> _EXERCISE TASK_: Copy out each line featuring the string "Project" from the entries beneath.

> _Dataset records_:

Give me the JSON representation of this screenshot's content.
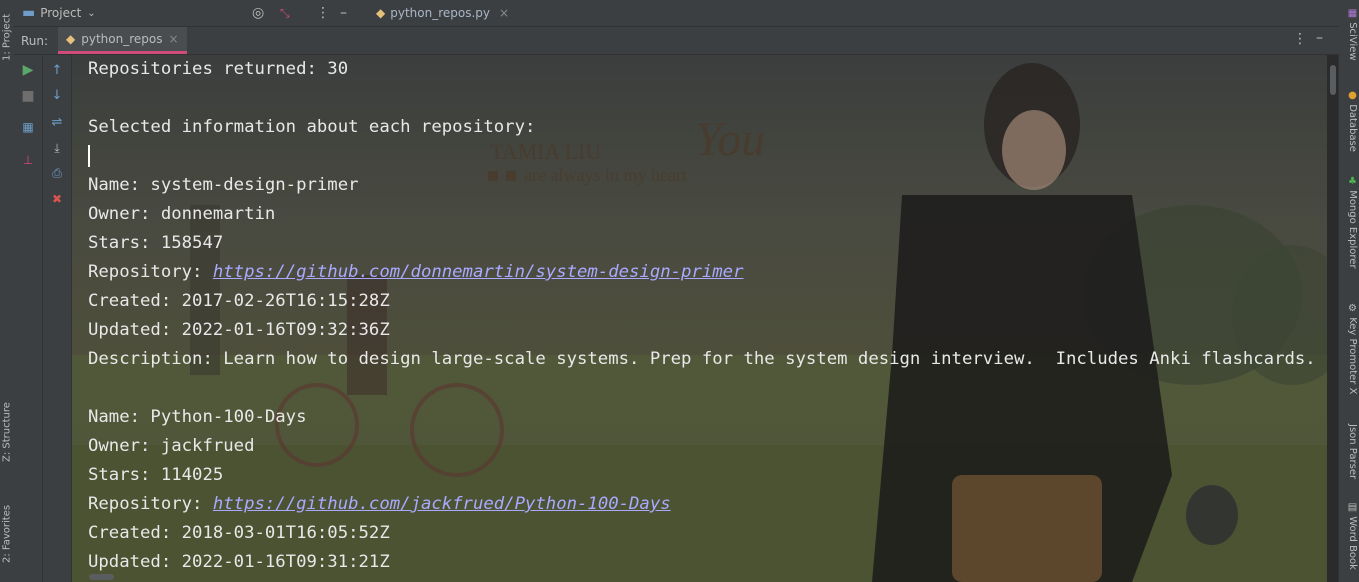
{
  "left_tabs": {
    "project": "1: Project",
    "structure": "Z: Structure",
    "favorites": "2: Favorites"
  },
  "right_tabs": [
    "SciView",
    "Database",
    "Mongo Explorer",
    "Key Promoter X",
    "Json Parser",
    "Word Book"
  ],
  "topbar": {
    "project_label": "Project",
    "editor_tab": "python_repos.py"
  },
  "runbar": {
    "label": "Run:",
    "tab": "python_repos"
  },
  "wallpaper_text": {
    "name": "TAMIA LIU",
    "script": "You",
    "tagline": "are always in my heart"
  },
  "console": {
    "lines": [
      {
        "kind": "text",
        "text": "Repositories returned: 30"
      },
      {
        "kind": "text",
        "text": ""
      },
      {
        "kind": "text",
        "text": "Selected information about each repository:"
      },
      {
        "kind": "caret",
        "text": ""
      },
      {
        "kind": "text",
        "text": "Name: system-design-primer"
      },
      {
        "kind": "text",
        "text": "Owner: donnemartin"
      },
      {
        "kind": "text",
        "text": "Stars: 158547"
      },
      {
        "kind": "link",
        "prefix": "Repository: ",
        "text": "https://github.com/donnemartin/system-design-primer"
      },
      {
        "kind": "text",
        "text": "Created: 2017-02-26T16:15:28Z"
      },
      {
        "kind": "text",
        "text": "Updated: 2022-01-16T09:32:36Z"
      },
      {
        "kind": "text",
        "text": "Description: Learn how to design large-scale systems. Prep for the system design interview.  Includes Anki flashcards."
      },
      {
        "kind": "text",
        "text": ""
      },
      {
        "kind": "text",
        "text": "Name: Python-100-Days"
      },
      {
        "kind": "text",
        "text": "Owner: jackfrued"
      },
      {
        "kind": "text",
        "text": "Stars: 114025"
      },
      {
        "kind": "link",
        "prefix": "Repository: ",
        "text": "https://github.com/jackfrued/Python-100-Days"
      },
      {
        "kind": "text",
        "text": "Created: 2018-03-01T16:05:52Z"
      },
      {
        "kind": "text",
        "text": "Updated: 2022-01-16T09:31:21Z"
      }
    ]
  },
  "colors": {
    "accent": "#d04a7a",
    "link": "#a9a9ff",
    "panel": "#3c3f41"
  }
}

> _RESPONSE TO THIS TASK_:
    "project": "1: Project",
    "project_label": "Project",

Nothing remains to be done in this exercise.